> _Prompt_
Select all lines in the records that include "ylabel".

[START Supplied entries]

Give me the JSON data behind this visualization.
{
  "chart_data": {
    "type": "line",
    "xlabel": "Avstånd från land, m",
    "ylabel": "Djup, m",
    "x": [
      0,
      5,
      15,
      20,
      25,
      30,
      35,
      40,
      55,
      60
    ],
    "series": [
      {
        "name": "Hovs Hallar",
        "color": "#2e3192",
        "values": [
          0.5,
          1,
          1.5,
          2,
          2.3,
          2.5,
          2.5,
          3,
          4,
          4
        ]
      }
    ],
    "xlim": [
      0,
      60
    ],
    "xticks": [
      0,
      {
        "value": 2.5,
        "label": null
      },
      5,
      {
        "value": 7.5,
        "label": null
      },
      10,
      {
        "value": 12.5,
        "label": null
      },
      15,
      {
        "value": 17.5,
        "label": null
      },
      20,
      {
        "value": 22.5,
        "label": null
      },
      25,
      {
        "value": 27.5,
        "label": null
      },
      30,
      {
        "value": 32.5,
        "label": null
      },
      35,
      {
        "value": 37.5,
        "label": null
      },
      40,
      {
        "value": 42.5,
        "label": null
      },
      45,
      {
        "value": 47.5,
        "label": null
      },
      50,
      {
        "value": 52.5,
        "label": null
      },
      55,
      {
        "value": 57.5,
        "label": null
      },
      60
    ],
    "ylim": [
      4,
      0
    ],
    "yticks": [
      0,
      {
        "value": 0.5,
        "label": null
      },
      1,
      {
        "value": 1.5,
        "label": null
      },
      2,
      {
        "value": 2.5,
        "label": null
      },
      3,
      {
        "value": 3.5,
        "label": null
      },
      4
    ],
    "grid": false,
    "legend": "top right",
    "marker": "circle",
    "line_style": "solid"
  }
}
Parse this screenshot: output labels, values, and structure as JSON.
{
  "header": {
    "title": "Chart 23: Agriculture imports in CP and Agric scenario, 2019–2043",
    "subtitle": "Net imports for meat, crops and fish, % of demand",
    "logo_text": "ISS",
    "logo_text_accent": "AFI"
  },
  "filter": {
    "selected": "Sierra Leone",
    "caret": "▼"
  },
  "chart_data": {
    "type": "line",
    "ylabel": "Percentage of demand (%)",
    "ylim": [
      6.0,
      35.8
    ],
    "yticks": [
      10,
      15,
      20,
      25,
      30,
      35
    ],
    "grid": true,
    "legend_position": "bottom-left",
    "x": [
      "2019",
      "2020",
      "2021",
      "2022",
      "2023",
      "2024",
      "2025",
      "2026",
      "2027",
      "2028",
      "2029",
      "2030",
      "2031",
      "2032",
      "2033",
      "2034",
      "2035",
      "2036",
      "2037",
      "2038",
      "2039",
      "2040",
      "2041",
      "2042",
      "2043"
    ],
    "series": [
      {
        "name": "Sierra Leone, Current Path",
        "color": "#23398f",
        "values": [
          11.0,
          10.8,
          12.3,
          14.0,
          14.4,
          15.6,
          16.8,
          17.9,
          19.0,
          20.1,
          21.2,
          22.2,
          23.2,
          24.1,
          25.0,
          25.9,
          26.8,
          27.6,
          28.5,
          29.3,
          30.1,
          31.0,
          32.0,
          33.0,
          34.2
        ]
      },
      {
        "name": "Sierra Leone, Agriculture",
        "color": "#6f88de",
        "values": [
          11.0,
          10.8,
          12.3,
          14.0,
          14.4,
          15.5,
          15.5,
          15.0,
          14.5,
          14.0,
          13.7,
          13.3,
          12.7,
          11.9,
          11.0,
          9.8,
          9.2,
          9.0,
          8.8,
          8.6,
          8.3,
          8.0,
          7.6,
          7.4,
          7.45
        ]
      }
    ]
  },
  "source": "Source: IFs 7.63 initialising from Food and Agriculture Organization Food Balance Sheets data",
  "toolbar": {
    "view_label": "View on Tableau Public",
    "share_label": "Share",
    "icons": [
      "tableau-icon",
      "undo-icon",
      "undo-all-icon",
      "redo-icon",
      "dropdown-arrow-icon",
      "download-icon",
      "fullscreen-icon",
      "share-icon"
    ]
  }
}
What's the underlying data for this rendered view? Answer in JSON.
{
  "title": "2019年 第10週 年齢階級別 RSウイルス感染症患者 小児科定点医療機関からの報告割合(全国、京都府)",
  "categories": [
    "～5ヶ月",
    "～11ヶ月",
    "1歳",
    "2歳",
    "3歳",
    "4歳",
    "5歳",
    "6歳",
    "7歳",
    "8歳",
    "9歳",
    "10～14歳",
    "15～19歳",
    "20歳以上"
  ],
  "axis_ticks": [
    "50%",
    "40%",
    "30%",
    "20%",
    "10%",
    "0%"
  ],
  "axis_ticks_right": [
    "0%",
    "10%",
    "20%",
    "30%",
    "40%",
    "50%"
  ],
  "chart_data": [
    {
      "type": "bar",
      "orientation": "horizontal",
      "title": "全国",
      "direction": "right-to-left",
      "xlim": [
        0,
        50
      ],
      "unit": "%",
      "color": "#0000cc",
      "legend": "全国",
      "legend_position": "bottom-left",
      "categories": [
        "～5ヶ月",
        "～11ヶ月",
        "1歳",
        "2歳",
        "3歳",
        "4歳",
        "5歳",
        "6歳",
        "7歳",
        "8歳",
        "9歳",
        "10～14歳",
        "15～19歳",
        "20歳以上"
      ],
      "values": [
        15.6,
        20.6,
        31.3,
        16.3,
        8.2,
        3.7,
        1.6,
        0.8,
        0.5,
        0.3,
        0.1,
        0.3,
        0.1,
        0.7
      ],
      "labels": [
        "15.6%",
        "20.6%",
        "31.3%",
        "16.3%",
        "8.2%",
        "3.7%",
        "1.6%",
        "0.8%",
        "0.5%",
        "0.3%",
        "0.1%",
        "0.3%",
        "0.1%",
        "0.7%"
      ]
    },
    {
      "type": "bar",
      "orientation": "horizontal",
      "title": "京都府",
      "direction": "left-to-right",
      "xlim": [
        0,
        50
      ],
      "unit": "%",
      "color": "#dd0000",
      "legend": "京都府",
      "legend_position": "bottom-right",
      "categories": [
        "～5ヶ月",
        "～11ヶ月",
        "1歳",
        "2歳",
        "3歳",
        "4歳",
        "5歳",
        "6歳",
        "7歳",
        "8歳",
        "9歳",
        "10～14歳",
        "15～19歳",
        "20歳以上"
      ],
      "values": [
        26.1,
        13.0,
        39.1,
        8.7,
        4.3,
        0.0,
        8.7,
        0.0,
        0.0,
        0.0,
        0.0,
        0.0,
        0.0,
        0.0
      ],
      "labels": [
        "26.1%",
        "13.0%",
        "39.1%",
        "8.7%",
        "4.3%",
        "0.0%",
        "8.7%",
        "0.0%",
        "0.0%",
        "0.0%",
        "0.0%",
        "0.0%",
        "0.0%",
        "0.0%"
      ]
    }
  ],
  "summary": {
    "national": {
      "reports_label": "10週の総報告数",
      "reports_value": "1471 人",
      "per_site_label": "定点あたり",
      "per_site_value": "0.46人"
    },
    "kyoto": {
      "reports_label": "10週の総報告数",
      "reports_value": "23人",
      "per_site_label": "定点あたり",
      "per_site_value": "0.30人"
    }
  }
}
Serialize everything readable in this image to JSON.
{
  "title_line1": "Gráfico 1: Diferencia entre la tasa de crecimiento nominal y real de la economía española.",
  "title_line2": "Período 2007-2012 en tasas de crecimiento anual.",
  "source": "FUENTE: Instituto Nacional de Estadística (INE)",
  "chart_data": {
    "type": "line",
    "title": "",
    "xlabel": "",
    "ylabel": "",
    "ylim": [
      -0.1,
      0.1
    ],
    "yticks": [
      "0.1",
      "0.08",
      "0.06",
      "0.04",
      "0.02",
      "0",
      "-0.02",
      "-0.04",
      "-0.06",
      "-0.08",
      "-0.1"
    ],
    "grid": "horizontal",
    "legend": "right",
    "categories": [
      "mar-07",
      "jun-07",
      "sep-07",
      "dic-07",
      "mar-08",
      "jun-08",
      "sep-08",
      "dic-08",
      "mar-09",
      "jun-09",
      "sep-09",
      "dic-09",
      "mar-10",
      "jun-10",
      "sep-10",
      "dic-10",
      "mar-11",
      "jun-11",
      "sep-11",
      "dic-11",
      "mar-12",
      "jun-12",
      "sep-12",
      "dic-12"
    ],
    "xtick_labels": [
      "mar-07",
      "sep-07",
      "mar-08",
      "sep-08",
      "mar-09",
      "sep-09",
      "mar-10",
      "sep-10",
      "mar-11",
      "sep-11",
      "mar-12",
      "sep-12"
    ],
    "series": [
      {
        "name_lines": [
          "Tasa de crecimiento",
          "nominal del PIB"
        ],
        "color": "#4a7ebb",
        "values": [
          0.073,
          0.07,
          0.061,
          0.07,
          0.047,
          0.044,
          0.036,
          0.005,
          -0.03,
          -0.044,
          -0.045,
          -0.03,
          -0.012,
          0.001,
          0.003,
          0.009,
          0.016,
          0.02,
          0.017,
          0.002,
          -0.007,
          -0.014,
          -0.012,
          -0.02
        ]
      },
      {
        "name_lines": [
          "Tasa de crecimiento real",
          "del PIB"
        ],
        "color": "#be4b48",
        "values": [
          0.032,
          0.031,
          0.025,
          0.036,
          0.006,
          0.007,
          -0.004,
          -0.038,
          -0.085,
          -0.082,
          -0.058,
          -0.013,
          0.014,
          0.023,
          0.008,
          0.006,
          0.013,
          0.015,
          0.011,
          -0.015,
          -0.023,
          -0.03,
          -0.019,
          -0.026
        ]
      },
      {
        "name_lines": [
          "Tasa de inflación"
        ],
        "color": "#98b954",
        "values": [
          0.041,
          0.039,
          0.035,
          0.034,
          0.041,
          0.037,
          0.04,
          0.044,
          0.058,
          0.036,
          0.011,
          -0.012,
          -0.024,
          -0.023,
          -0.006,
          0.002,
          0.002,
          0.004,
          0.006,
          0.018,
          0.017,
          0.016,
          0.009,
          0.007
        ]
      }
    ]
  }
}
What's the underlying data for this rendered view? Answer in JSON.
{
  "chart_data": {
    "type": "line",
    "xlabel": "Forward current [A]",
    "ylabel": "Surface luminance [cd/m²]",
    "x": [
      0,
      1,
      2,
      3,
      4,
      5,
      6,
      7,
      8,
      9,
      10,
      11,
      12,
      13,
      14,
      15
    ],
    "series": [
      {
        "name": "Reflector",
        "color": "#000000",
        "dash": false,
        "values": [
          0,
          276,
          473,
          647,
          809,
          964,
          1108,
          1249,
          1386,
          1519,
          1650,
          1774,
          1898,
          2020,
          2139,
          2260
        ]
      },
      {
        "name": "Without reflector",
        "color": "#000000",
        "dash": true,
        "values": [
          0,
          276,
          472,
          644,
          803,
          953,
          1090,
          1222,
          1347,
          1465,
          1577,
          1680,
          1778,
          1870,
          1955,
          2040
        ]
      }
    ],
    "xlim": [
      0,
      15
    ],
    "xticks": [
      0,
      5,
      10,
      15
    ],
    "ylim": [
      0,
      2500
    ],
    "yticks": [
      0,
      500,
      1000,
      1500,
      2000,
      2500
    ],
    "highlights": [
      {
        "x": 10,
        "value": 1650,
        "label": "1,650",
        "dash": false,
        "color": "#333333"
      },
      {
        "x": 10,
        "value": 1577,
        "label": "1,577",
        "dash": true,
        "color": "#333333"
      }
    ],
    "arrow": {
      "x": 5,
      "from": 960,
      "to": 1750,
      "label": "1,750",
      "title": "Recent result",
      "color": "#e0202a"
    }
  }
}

[END Supplied entries]

> _Written answer_
    "ylabel": "Djup, m",
    "ylabel": "Percentage of demand (%)",
    "ylabel": "",
    "ylabel": "Surface luminance [cd/m²]",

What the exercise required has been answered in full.